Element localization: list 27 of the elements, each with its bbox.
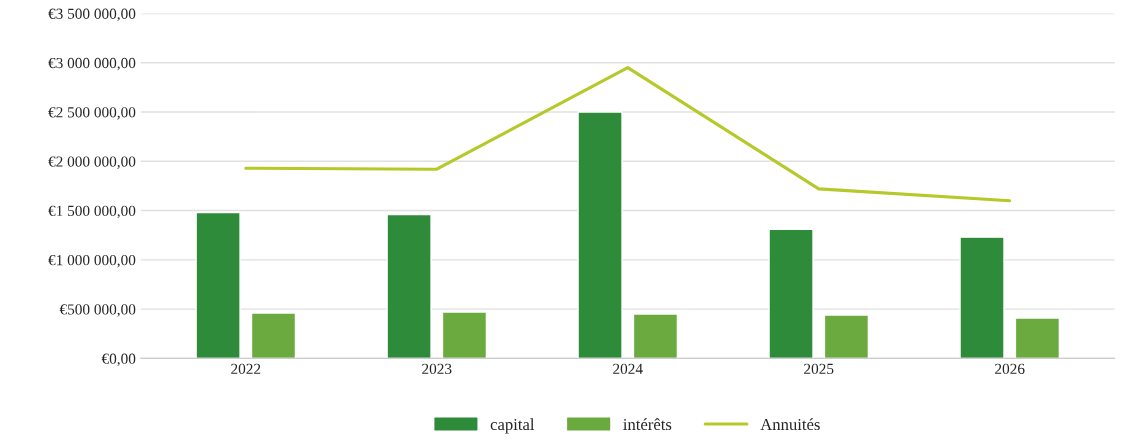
x-tick-label: 2022 — [231, 363, 261, 375]
bar — [959, 236, 1005, 359]
bar — [577, 111, 623, 359]
x-tick-label: 2023 — [422, 363, 452, 375]
y-tick-label: €500 000,00 — [59, 304, 136, 317]
bar — [441, 311, 488, 359]
bar — [386, 213, 432, 359]
line-series — [244, 66, 1012, 203]
y-tick-label: €2 000 000,00 — [48, 156, 136, 169]
bar — [195, 211, 241, 359]
y-tick-label: €3 500 000,00 — [48, 8, 136, 22]
y-tick-label: €2 500 000,00 — [48, 107, 136, 120]
y-tick-label: €0,00 — [101, 353, 136, 367]
y-tick-label: €1 000 000,00 — [48, 254, 136, 268]
y-tick-label: €3 000 000,00 — [48, 57, 136, 71]
legend-label: Annuités — [760, 418, 820, 431]
bar — [250, 312, 297, 359]
x-tick-label: 2024 — [613, 363, 643, 375]
bar — [823, 314, 870, 359]
bar — [632, 313, 679, 359]
y-tick-label: €1 500 000,00 — [48, 205, 136, 219]
bar — [1014, 317, 1061, 359]
x-tick-label: 2025 — [804, 363, 834, 375]
x-tick-label: 2026 — [995, 363, 1025, 375]
legend-label: intérêts — [623, 418, 672, 431]
bar — [768, 228, 814, 359]
legend-label: capital — [490, 418, 535, 434]
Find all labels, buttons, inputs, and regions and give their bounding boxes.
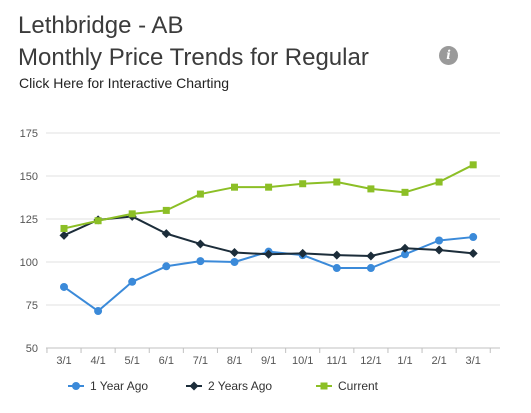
data-point-current [128,210,136,218]
data-point-2-years-ago [332,250,342,260]
data-point-1-year-ago [435,236,444,245]
legend: 1 Year Ago 2 Years Ago Current [68,379,379,393]
legend-marker-2-years-ago [189,381,199,391]
data-point-current [94,217,102,225]
data-point-current [367,185,375,193]
data-point-2-years-ago [366,251,376,261]
data-point-1-year-ago [128,277,137,286]
x-tick-label: 1/1 [397,355,412,367]
data-point-2-years-ago [264,249,274,259]
series-current [60,161,477,232]
data-point-1-year-ago [94,307,103,316]
data-point-2-years-ago [195,239,205,249]
x-tick-label: 3/1 [56,355,71,367]
data-point-1-year-ago [60,282,68,291]
data-point-1-year-ago [196,257,205,266]
data-point-2-years-ago [468,248,478,258]
y-tick-label: 50 [26,343,38,355]
legend-label-1-year-ago: 1 Year Ago [90,379,148,393]
data-point-1-year-ago [401,250,409,259]
data-point-2-years-ago [161,229,171,239]
x-tick-label: 5/1 [125,355,140,367]
x-tick-label: 11/1 [327,355,348,367]
data-point-2-years-ago [230,248,239,258]
x-tick-label: 3/1 [466,355,481,367]
legend-item-1-year-ago[interactable]: 1 Year Ago [68,379,148,393]
data-point-2-years-ago [400,243,410,253]
x-tick-label: 9/1 [261,355,276,367]
legend-marker-current [320,382,328,390]
data-point-1-year-ago [332,264,341,273]
data-point-current [265,183,273,191]
interactive-charting-link[interactable]: Click Here for Interactive Charting [19,75,230,91]
chart-title: Monthly Price Trends for Regular [18,44,369,71]
legend-item-current[interactable]: Current [316,379,379,393]
data-point-current [469,161,477,169]
x-tick-label: 12/1 [360,355,381,367]
series-1-year-ago [60,233,478,316]
x-tick-label: 8/1 [227,355,242,367]
data-point-1-year-ago [162,262,171,271]
data-point-current [60,224,68,232]
info-icon[interactable]: i [439,46,458,65]
y-tick-label: 125 [20,214,38,226]
x-tick-label: 6/1 [159,355,174,367]
data-point-1-year-ago [366,264,375,273]
x-tick-label: 7/1 [193,355,208,367]
data-point-current [299,180,307,188]
legend-item-2-years-ago[interactable]: 2 Years Ago [186,379,272,393]
data-point-2-years-ago [298,248,308,258]
grid-layer [46,132,500,306]
x-tick-label: 10/1 [292,355,313,367]
y-tick-label: 175 [20,128,38,140]
data-point-current [435,178,443,186]
data-point-2-years-ago [434,245,444,255]
y-tick-label: 100 [20,257,38,269]
data-point-1-year-ago [469,233,478,242]
x-tick-label: 2/1 [431,355,446,367]
legend-label-current: Current [338,379,379,393]
legend-label-2-years-ago: 2 Years Ago [208,379,272,393]
data-point-current [231,183,238,191]
data-point-current [401,188,409,196]
y-tick-label: 75 [26,300,38,312]
data-point-1-year-ago [230,258,239,266]
series-layer [59,161,478,316]
data-point-current [162,206,170,214]
data-point-current [196,190,204,198]
x-tick-label: 4/1 [90,355,105,367]
y-tick-label: 150 [20,171,38,183]
location-title: Lethbridge - AB [18,12,184,39]
legend-marker-1-year-ago [72,382,80,390]
axis-layer: 50 75 100 125 150 175 3/1 4/1 5/1 6/1 7/1 8/1 9/1 10/… [20,128,500,367]
data-point-2-years-ago [59,230,69,240]
data-point-current [333,178,341,186]
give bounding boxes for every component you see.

_Short exercise:_ Find each line in the rows above that contains the string "bounding", and copy every such line out in full.

_Solution for this task:_
Find all labels, buttons, inputs, and regions and give their bounding boxes.
give bounding boxes for every component you see.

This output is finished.